Excerpts from a figure dataset
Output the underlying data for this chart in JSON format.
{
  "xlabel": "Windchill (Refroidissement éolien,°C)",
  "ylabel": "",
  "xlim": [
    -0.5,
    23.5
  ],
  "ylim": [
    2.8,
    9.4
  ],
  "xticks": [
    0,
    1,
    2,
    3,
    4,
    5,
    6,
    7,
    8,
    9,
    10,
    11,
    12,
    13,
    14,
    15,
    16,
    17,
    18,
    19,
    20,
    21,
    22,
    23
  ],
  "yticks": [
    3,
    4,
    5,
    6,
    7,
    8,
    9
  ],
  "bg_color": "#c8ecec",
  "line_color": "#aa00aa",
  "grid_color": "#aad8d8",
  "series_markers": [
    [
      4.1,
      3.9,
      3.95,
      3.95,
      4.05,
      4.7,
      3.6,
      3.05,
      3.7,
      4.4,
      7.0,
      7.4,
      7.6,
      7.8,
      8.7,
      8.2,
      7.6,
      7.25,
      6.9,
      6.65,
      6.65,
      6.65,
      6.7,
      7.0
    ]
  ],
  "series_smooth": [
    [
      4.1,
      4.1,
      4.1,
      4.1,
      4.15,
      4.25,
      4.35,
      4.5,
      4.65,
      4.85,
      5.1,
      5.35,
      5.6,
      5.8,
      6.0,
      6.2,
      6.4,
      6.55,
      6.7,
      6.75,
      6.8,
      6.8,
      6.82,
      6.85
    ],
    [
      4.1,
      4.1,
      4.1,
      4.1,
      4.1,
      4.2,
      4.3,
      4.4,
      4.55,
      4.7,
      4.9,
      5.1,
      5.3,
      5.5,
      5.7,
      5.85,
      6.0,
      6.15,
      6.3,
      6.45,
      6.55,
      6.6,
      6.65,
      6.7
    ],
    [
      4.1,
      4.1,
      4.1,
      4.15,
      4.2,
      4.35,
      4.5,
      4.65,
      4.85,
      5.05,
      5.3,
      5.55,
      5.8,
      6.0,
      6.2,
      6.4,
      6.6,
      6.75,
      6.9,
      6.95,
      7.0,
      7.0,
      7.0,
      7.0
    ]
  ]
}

■ Set task: Write out every record shown above, word for word.

■ Solution to this problem:
Output the underlying data for this chart in JSON format.
{
  "xlabel": "Windchill (Refroidissement éolien,°C)",
  "ylabel": "",
  "xlim": [
    -0.5,
    23.5
  ],
  "ylim": [
    2.8,
    9.4
  ],
  "xticks": [
    0,
    1,
    2,
    3,
    4,
    5,
    6,
    7,
    8,
    9,
    10,
    11,
    12,
    13,
    14,
    15,
    16,
    17,
    18,
    19,
    20,
    21,
    22,
    23
  ],
  "yticks": [
    3,
    4,
    5,
    6,
    7,
    8,
    9
  ],
  "bg_color": "#c8ecec",
  "line_color": "#aa00aa",
  "grid_color": "#aad8d8",
  "series_markers": [
    [
      4.1,
      3.9,
      3.95,
      3.95,
      4.05,
      4.7,
      3.6,
      3.05,
      3.7,
      4.4,
      7.0,
      7.4,
      7.6,
      7.8,
      8.7,
      8.2,
      7.6,
      7.25,
      6.9,
      6.65,
      6.65,
      6.65,
      6.7,
      7.0
    ]
  ],
  "series_smooth": [
    [
      4.1,
      4.1,
      4.1,
      4.1,
      4.15,
      4.25,
      4.35,
      4.5,
      4.65,
      4.85,
      5.1,
      5.35,
      5.6,
      5.8,
      6.0,
      6.2,
      6.4,
      6.55,
      6.7,
      6.75,
      6.8,
      6.8,
      6.82,
      6.85
    ],
    [
      4.1,
      4.1,
      4.1,
      4.1,
      4.1,
      4.2,
      4.3,
      4.4,
      4.55,
      4.7,
      4.9,
      5.1,
      5.3,
      5.5,
      5.7,
      5.85,
      6.0,
      6.15,
      6.3,
      6.45,
      6.55,
      6.6,
      6.65,
      6.7
    ],
    [
      4.1,
      4.1,
      4.1,
      4.15,
      4.2,
      4.35,
      4.5,
      4.65,
      4.85,
      5.05,
      5.3,
      5.55,
      5.8,
      6.0,
      6.2,
      6.4,
      6.6,
      6.75,
      6.9,
      6.95,
      7.0,
      7.0,
      7.0,
      7.0
    ]
  ]
}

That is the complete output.